Stated task:
Check each line for the word "weight" and report how many have it. Give nothing else.

--- START ---

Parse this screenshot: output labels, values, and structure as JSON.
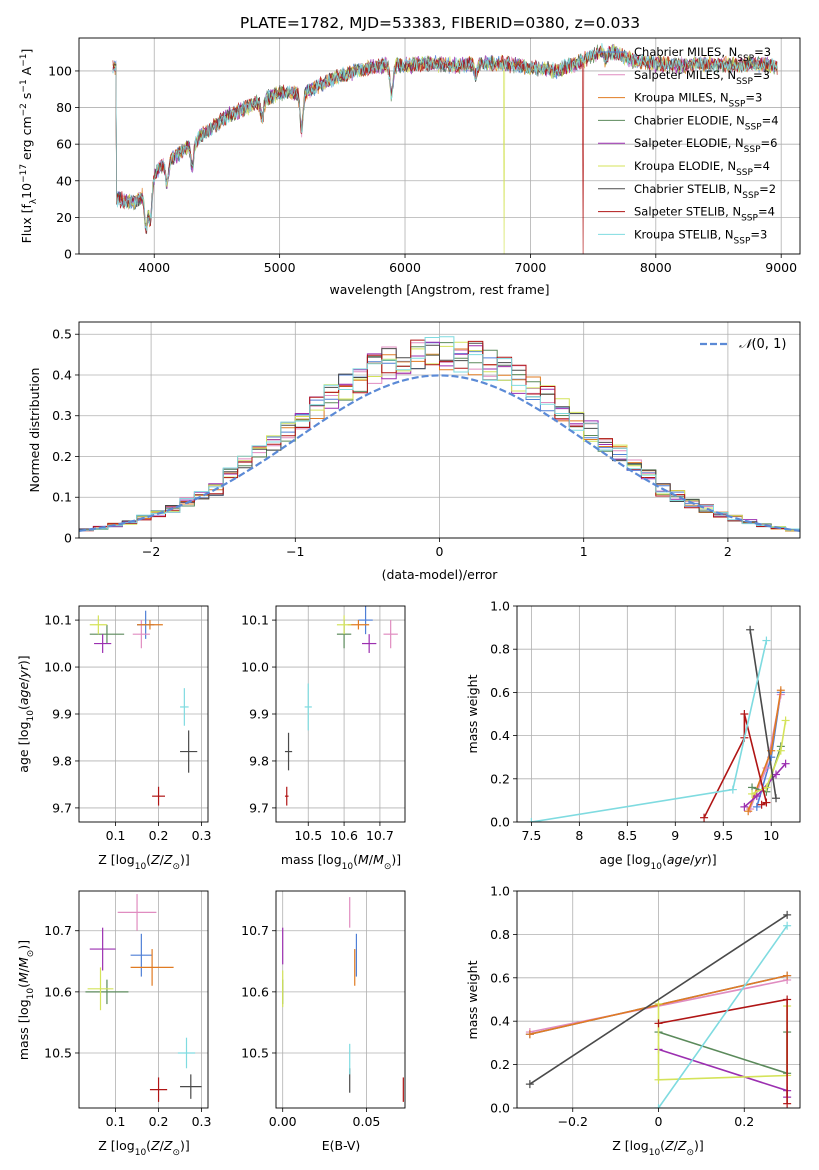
{
  "title": "PLATE=1782, MJD=53383, FIBERID=0380, z=0.033",
  "colors": {
    "Chabrier MILES": "#4f7fd6",
    "Salpeter MILES": "#e08cc0",
    "Kroupa MILES": "#e07b22",
    "Chabrier ELODIE": "#5b8a5b",
    "Salpeter ELODIE": "#9b2fb0",
    "Kroupa ELODIE": "#d4e35a",
    "Chabrier STELIB": "#4a4a4a",
    "Salpeter STELIB": "#b01515",
    "Kroupa STELIB": "#7fdbe0"
  },
  "legend_spectrum": [
    "Chabrier MILES, N_{SSP}=3",
    "Salpeter MILES, N_{SSP}=3",
    "Kroupa MILES, N_{SSP}=3",
    "Chabrier ELODIE, N_{SSP}=4",
    "Salpeter ELODIE, N_{SSP}=6",
    "Kroupa ELODIE, N_{SSP}=4",
    "Chabrier STELIB, N_{SSP}=2",
    "Salpeter STELIB, N_{SSP}=4",
    "Kroupa STELIB, N_{SSP}=3"
  ],
  "chart_data": [
    {
      "id": "spectrum",
      "type": "line",
      "xlabel": "wavelength [Angstrom, rest frame]",
      "ylabel": "Flux [f_λ 10^{-17} erg cm^{-2} s^{-1} A^{-1}]",
      "xlim": [
        3400,
        9150
      ],
      "ylim": [
        0,
        118
      ],
      "xticks": [
        4000,
        5000,
        6000,
        7000,
        8000,
        9000
      ],
      "yticks": [
        0,
        20,
        40,
        60,
        80,
        100
      ],
      "continuum": [
        [
          3700,
          30
        ],
        [
          3850,
          28
        ],
        [
          3950,
          36
        ],
        [
          4050,
          48
        ],
        [
          4200,
          55
        ],
        [
          4400,
          66
        ],
        [
          4600,
          76
        ],
        [
          4800,
          82
        ],
        [
          5000,
          88
        ],
        [
          5200,
          88
        ],
        [
          5400,
          95
        ],
        [
          5600,
          100
        ],
        [
          5800,
          103
        ],
        [
          6000,
          103
        ],
        [
          6200,
          104
        ],
        [
          6400,
          103
        ],
        [
          6600,
          104
        ],
        [
          6800,
          104
        ],
        [
          7000,
          102
        ],
        [
          7200,
          100
        ],
        [
          7400,
          105
        ],
        [
          7600,
          112
        ],
        [
          7800,
          106
        ],
        [
          8000,
          104
        ],
        [
          8200,
          103
        ],
        [
          8400,
          104
        ],
        [
          8600,
          103
        ],
        [
          8800,
          104
        ],
        [
          8970,
          102
        ]
      ],
      "absorption_lines": [
        [
          3934,
          22
        ],
        [
          3969,
          20
        ],
        [
          4102,
          12
        ],
        [
          4304,
          14
        ],
        [
          4861,
          10
        ],
        [
          5175,
          20
        ],
        [
          5893,
          16
        ],
        [
          6563,
          6
        ],
        [
          7600,
          6
        ]
      ],
      "masked_drops": [
        {
          "series": "Kroupa ELODIE",
          "x": 6790
        },
        {
          "series": "Salpeter STELIB",
          "x": 7420
        }
      ]
    },
    {
      "id": "residual-histogram",
      "type": "bar",
      "xlabel": "(data-model)/error",
      "ylabel": "Normed distribution",
      "xlim": [
        -2.5,
        2.5
      ],
      "ylim": [
        0,
        0.53
      ],
      "xticks": [
        -2,
        -1,
        0,
        1,
        2
      ],
      "yticks": [
        0,
        0.1,
        0.2,
        0.3,
        0.4,
        0.5
      ],
      "bin_width": 0.1,
      "gaussian_label": "N(0,1)",
      "gaussian_color": "#5b8ad6"
    },
    {
      "id": "age-vs-Z",
      "type": "scatter",
      "xlabel": "Z [log10(Z/Z☉)]",
      "ylabel": "age [log10(age/yr)]",
      "xlim": [
        0.015,
        0.315
      ],
      "ylim": [
        9.67,
        10.13
      ],
      "xticks": [
        0.1,
        0.2,
        0.3
      ],
      "yticks": [
        9.7,
        9.8,
        9.9,
        10.0,
        10.1
      ],
      "points": [
        {
          "s": "Chabrier MILES",
          "x": 0.17,
          "y": 10.09,
          "ex": 0.02,
          "ey": 0.03
        },
        {
          "s": "Salpeter MILES",
          "x": 0.16,
          "y": 10.07,
          "ex": 0.02,
          "ey": 0.03
        },
        {
          "s": "Kroupa MILES",
          "x": 0.18,
          "y": 10.09,
          "ex": 0.03,
          "ey": 0.01
        },
        {
          "s": "Chabrier ELODIE",
          "x": 0.08,
          "y": 10.07,
          "ex": 0.04,
          "ey": 0.02
        },
        {
          "s": "Salpeter ELODIE",
          "x": 0.07,
          "y": 10.05,
          "ex": 0.02,
          "ey": 0.02
        },
        {
          "s": "Kroupa ELODIE",
          "x": 0.06,
          "y": 10.09,
          "ex": 0.02,
          "ey": 0.02
        },
        {
          "s": "Chabrier STELIB",
          "x": 0.27,
          "y": 9.82,
          "ex": 0.02,
          "ey": 0.045
        },
        {
          "s": "Salpeter STELIB",
          "x": 0.2,
          "y": 9.725,
          "ex": 0.015,
          "ey": 0.02
        },
        {
          "s": "Kroupa STELIB",
          "x": 0.26,
          "y": 9.915,
          "ex": 0.01,
          "ey": 0.04
        }
      ]
    },
    {
      "id": "age-vs-mass",
      "type": "scatter",
      "xlabel": "mass [log10(M/M☉)]",
      "ylabel": "",
      "xlim": [
        10.41,
        10.77
      ],
      "ylim": [
        9.67,
        10.13
      ],
      "xticks": [
        10.5,
        10.6,
        10.7
      ],
      "yticks": [
        9.7,
        9.8,
        9.9,
        10.0,
        10.1
      ],
      "points": [
        {
          "s": "Chabrier MILES",
          "x": 10.66,
          "y": 10.1,
          "ex": 0.02,
          "ey": 0.03
        },
        {
          "s": "Salpeter MILES",
          "x": 10.73,
          "y": 10.07,
          "ex": 0.02,
          "ey": 0.03
        },
        {
          "s": "Kroupa MILES",
          "x": 10.64,
          "y": 10.09,
          "ex": 0.03,
          "ey": 0.01
        },
        {
          "s": "Chabrier ELODIE",
          "x": 10.6,
          "y": 10.07,
          "ex": 0.02,
          "ey": 0.03
        },
        {
          "s": "Salpeter ELODIE",
          "x": 10.67,
          "y": 10.05,
          "ex": 0.02,
          "ey": 0.02
        },
        {
          "s": "Kroupa ELODIE",
          "x": 10.6,
          "y": 10.09,
          "ex": 0.02,
          "ey": 0.02
        },
        {
          "s": "Chabrier STELIB",
          "x": 10.445,
          "y": 9.82,
          "ex": 0.01,
          "ey": 0.04
        },
        {
          "s": "Salpeter STELIB",
          "x": 10.44,
          "y": 9.725,
          "ex": 0.005,
          "ey": 0.02
        },
        {
          "s": "Kroupa STELIB",
          "x": 10.5,
          "y": 9.915,
          "ex": 0.01,
          "ey": 0.05
        }
      ]
    },
    {
      "id": "weight-vs-age",
      "type": "line",
      "xlabel": "age [log10(age/yr)]",
      "ylabel": "mass weight",
      "xlim": [
        7.35,
        10.3
      ],
      "ylim": [
        0,
        1.0
      ],
      "xticks": [
        7.5,
        8.0,
        8.5,
        9.0,
        9.5,
        10.0
      ],
      "yticks": [
        0,
        0.2,
        0.4,
        0.6,
        0.8,
        1.0
      ],
      "series": [
        {
          "s": "Chabrier MILES",
          "pts": [
            [
              9.85,
              0.07
            ],
            [
              10.0,
              0.3
            ],
            [
              10.1,
              0.6
            ]
          ]
        },
        {
          "s": "Salpeter MILES",
          "pts": [
            [
              9.78,
              0.06
            ],
            [
              9.95,
              0.25
            ],
            [
              10.1,
              0.59
            ]
          ]
        },
        {
          "s": "Kroupa MILES",
          "pts": [
            [
              9.76,
              0.05
            ],
            [
              10.0,
              0.33
            ],
            [
              10.1,
              0.61
            ]
          ]
        },
        {
          "s": "Chabrier ELODIE",
          "pts": [
            [
              9.8,
              0.16
            ],
            [
              9.95,
              0.14
            ],
            [
              10.1,
              0.35
            ]
          ]
        },
        {
          "s": "Salpeter ELODIE",
          "pts": [
            [
              9.72,
              0.07
            ],
            [
              9.85,
              0.12
            ],
            [
              10.05,
              0.22
            ],
            [
              10.15,
              0.27
            ]
          ]
        },
        {
          "s": "Kroupa ELODIE",
          "pts": [
            [
              9.8,
              0.13
            ],
            [
              9.95,
              0.16
            ],
            [
              10.1,
              0.33
            ],
            [
              10.15,
              0.47
            ]
          ]
        },
        {
          "s": "Chabrier STELIB",
          "pts": [
            [
              9.78,
              0.89
            ],
            [
              10.05,
              0.11
            ]
          ]
        },
        {
          "s": "Salpeter STELIB",
          "pts": [
            [
              9.3,
              0.02
            ],
            [
              9.72,
              0.39
            ],
            [
              9.72,
              0.5
            ],
            [
              9.95,
              0.09
            ],
            [
              9.9,
              0.08
            ]
          ]
        },
        {
          "s": "Kroupa STELIB",
          "pts": [
            [
              7.5,
              0.0
            ],
            [
              9.6,
              0.15
            ],
            [
              9.95,
              0.84
            ]
          ]
        }
      ]
    },
    {
      "id": "mass-vs-Z",
      "type": "scatter",
      "xlabel": "Z [log10(Z/Z☉)]",
      "ylabel": "mass [log10(M/M☉)]",
      "xlim": [
        0.015,
        0.315
      ],
      "ylim": [
        10.41,
        10.765
      ],
      "xticks": [
        0.1,
        0.2,
        0.3
      ],
      "yticks": [
        10.5,
        10.6,
        10.7
      ],
      "points": [
        {
          "s": "Chabrier MILES",
          "x": 0.16,
          "y": 10.66,
          "ex": 0.025,
          "ey": 0.035
        },
        {
          "s": "Salpeter MILES",
          "x": 0.15,
          "y": 10.73,
          "ex": 0.045,
          "ey": 0.03
        },
        {
          "s": "Kroupa MILES",
          "x": 0.185,
          "y": 10.64,
          "ex": 0.05,
          "ey": 0.03
        },
        {
          "s": "Chabrier ELODIE",
          "x": 0.08,
          "y": 10.6,
          "ex": 0.05,
          "ey": 0.02
        },
        {
          "s": "Salpeter ELODIE",
          "x": 0.07,
          "y": 10.67,
          "ex": 0.03,
          "ey": 0.035
        },
        {
          "s": "Kroupa ELODIE",
          "x": 0.065,
          "y": 10.605,
          "ex": 0.03,
          "ey": 0.035
        },
        {
          "s": "Chabrier STELIB",
          "x": 0.275,
          "y": 10.445,
          "ex": 0.025,
          "ey": 0.02
        },
        {
          "s": "Salpeter STELIB",
          "x": 0.2,
          "y": 10.44,
          "ex": 0.02,
          "ey": 0.02
        },
        {
          "s": "Kroupa STELIB",
          "x": 0.265,
          "y": 10.5,
          "ex": 0.02,
          "ey": 0.025
        }
      ]
    },
    {
      "id": "mass-vs-EBV",
      "type": "scatter",
      "xlabel": "E(B-V)",
      "ylabel": "",
      "xlim": [
        -0.004,
        0.073
      ],
      "ylim": [
        10.41,
        10.765
      ],
      "xticks": [
        0.0,
        0.05
      ],
      "xticklabels": [
        "0.00",
        "0.05"
      ],
      "yticks": [
        10.5,
        10.6,
        10.7
      ],
      "points": [
        {
          "s": "Chabrier MILES",
          "x": 0.044,
          "y": 10.66,
          "ex": 0.0,
          "ey": 0.035
        },
        {
          "s": "Salpeter MILES",
          "x": 0.04,
          "y": 10.73,
          "ex": 0.0,
          "ey": 0.025
        },
        {
          "s": "Kroupa MILES",
          "x": 0.043,
          "y": 10.64,
          "ex": 0.0,
          "ey": 0.03
        },
        {
          "s": "Chabrier ELODIE",
          "x": 0.0,
          "y": 10.6,
          "ex": 0.0,
          "ey": 0.02
        },
        {
          "s": "Salpeter ELODIE",
          "x": 0.0,
          "y": 10.675,
          "ex": 0.0,
          "ey": 0.03
        },
        {
          "s": "Kroupa ELODIE",
          "x": 0.0,
          "y": 10.605,
          "ex": 0.0,
          "ey": 0.03
        },
        {
          "s": "Chabrier STELIB",
          "x": 0.04,
          "y": 10.455,
          "ex": 0.0,
          "ey": 0.02
        },
        {
          "s": "Salpeter STELIB",
          "x": 0.072,
          "y": 10.44,
          "ex": 0.0,
          "ey": 0.02
        },
        {
          "s": "Kroupa STELIB",
          "x": 0.04,
          "y": 10.49,
          "ex": 0.0,
          "ey": 0.025
        }
      ]
    },
    {
      "id": "weight-vs-Z",
      "type": "line",
      "xlabel": "Z [log10(Z/Z☉)]",
      "ylabel": "mass weight",
      "xlim": [
        -0.33,
        0.33
      ],
      "ylim": [
        0,
        1.0
      ],
      "xticks": [
        -0.2,
        0.0,
        0.2
      ],
      "yticks": [
        0,
        0.2,
        0.4,
        0.6,
        0.8,
        1.0
      ],
      "series": [
        {
          "s": "Chabrier MILES",
          "pts": [
            [
              -0.3,
              0.34
            ],
            [
              0.3,
              0.61
            ]
          ]
        },
        {
          "s": "Salpeter MILES",
          "pts": [
            [
              -0.3,
              0.35
            ],
            [
              0.3,
              0.59
            ]
          ]
        },
        {
          "s": "Kroupa MILES",
          "pts": [
            [
              -0.3,
              0.34
            ],
            [
              0.3,
              0.61
            ]
          ]
        },
        {
          "s": "Chabrier ELODIE",
          "pts": [
            [
              0.0,
              0.35
            ],
            [
              0.3,
              0.16
            ],
            [
              0.3,
              0.35
            ]
          ]
        },
        {
          "s": "Salpeter ELODIE",
          "pts": [
            [
              0.0,
              0.27
            ],
            [
              0.3,
              0.08
            ],
            [
              0.3,
              0.05
            ]
          ]
        },
        {
          "s": "Kroupa ELODIE",
          "pts": [
            [
              0.0,
              0.48
            ],
            [
              0.0,
              0.13
            ],
            [
              0.3,
              0.15
            ],
            [
              0.3,
              0.47
            ]
          ]
        },
        {
          "s": "Chabrier STELIB",
          "pts": [
            [
              -0.3,
              0.11
            ],
            [
              0.3,
              0.89
            ]
          ]
        },
        {
          "s": "Salpeter STELIB",
          "pts": [
            [
              0.0,
              0.39
            ],
            [
              0.3,
              0.5
            ],
            [
              0.3,
              0.02
            ]
          ]
        },
        {
          "s": "Kroupa STELIB",
          "pts": [
            [
              0.0,
              0.0
            ],
            [
              0.3,
              0.84
            ]
          ]
        }
      ]
    }
  ]
}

--- END ---

Task answer:
4